▸ **What the task requires**: Render the material again word for word, skipping the pictures in it.

▸ **Input records**:
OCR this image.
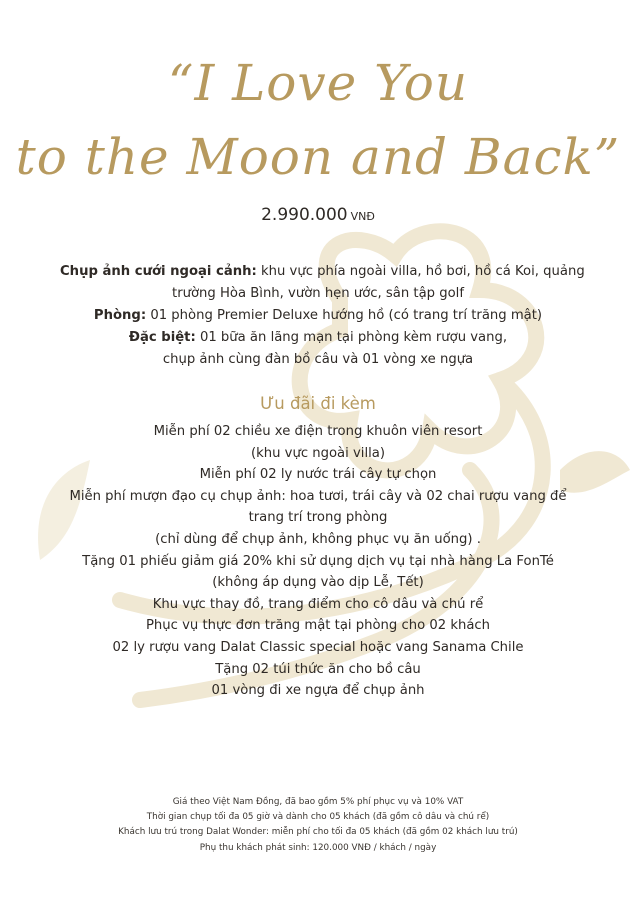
“I Love You
to the Moon and Back”
2.990.000 VNĐ
Chụp ảnh cưới ngoại cảnh: khu vực phía ngoài villa, hồ bơi, hồ cá Koi, quảng
trường Hòa Bình, vườn hẹn ước, sân tập golf
Phòng: 01 phòng Premier Deluxe hướng hồ (có trang trí trăng mật)
Đặc biệt: 01 bữa ăn lãng mạn tại phòng kèm rượu vang,
chụp ảnh cùng đàn bồ câu và 01 vòng xe ngựa
Ưu đãi đi kèm
Miễn phí 02 chiều xe điện trong khuôn viên resort
(khu vực ngoài villa)
Miễn phí 02 ly nước trái cây tự chọn
Miễn phí mượn đạo cụ chụp ảnh: hoa tươi, trái cây và 02 chai rượu vang để
trang trí trong phòng
(chỉ dùng để chụp ảnh, không phục vụ ăn uống) .
Tặng 01 phiếu giảm giá 20% khi sử dụng dịch vụ tại nhà hàng La FonTé
(không áp dụng vào dịp Lễ, Tết)
Khu vực thay đồ, trang điểm cho cô dâu và chú rể
Phục vụ thực đơn trăng mật tại phòng cho 02 khách
02 ly rượu vang Dalat Classic special hoặc vang Sanama Chile
Tặng 02 túi thức ăn cho bồ câu
01 vòng đi xe ngựa để chụp ảnh
Giá theo Việt Nam Đồng, đã bao gồm 5% phí phục vụ và 10% VAT
Thời gian chụp tối đa 05 giờ và dành cho 05 khách (đã gồm cô dâu và chú rể)
Khách lưu trú trong Dalat Wonder: miễn phí cho tối đa 05 khách (đã gồm 02 khách lưu trú)
Phụ thu khách phát sinh: 120.000 VNĐ / khách / ngày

▸ **Reply to the exercise**:
OCR this image.
“I Love You
to the Moon and Back”
2.990.000 VNĐ
Chụp ảnh cưới ngoại cảnh: khu vực phía ngoài villa, hồ bơi, hồ cá Koi, quảng
trường Hòa Bình, vườn hẹn ước, sân tập golf
Phòng: 01 phòng Premier Deluxe hướng hồ (có trang trí trăng mật)
Đặc biệt: 01 bữa ăn lãng mạn tại phòng kèm rượu vang,
chụp ảnh cùng đàn bồ câu và 01 vòng xe ngựa
Ưu đãi đi kèm
Miễn phí 02 chiều xe điện trong khuôn viên resort
(khu vực ngoài villa)
Miễn phí 02 ly nước trái cây tự chọn
Miễn phí mượn đạo cụ chụp ảnh: hoa tươi, trái cây và 02 chai rượu vang để
trang trí trong phòng
(chỉ dùng để chụp ảnh, không phục vụ ăn uống) .
Tặng 01 phiếu giảm giá 20% khi sử dụng dịch vụ tại nhà hàng La FonTé
(không áp dụng vào dịp Lễ, Tết)
Khu vực thay đồ, trang điểm cho cô dâu và chú rể
Phục vụ thực đơn trăng mật tại phòng cho 02 khách
02 ly rượu vang Dalat Classic special hoặc vang Sanama Chile
Tặng 02 túi thức ăn cho bồ câu
01 vòng đi xe ngựa để chụp ảnh
Giá theo Việt Nam Đồng, đã bao gồm 5% phí phục vụ và 10% VAT
Thời gian chụp tối đa 05 giờ và dành cho 05 khách (đã gồm cô dâu và chú rể)
Khách lưu trú trong Dalat Wonder: miễn phí cho tối đa 05 khách (đã gồm 02 khách lưu trú)
Phụ thu khách phát sinh: 120.000 VNĐ / khách / ngày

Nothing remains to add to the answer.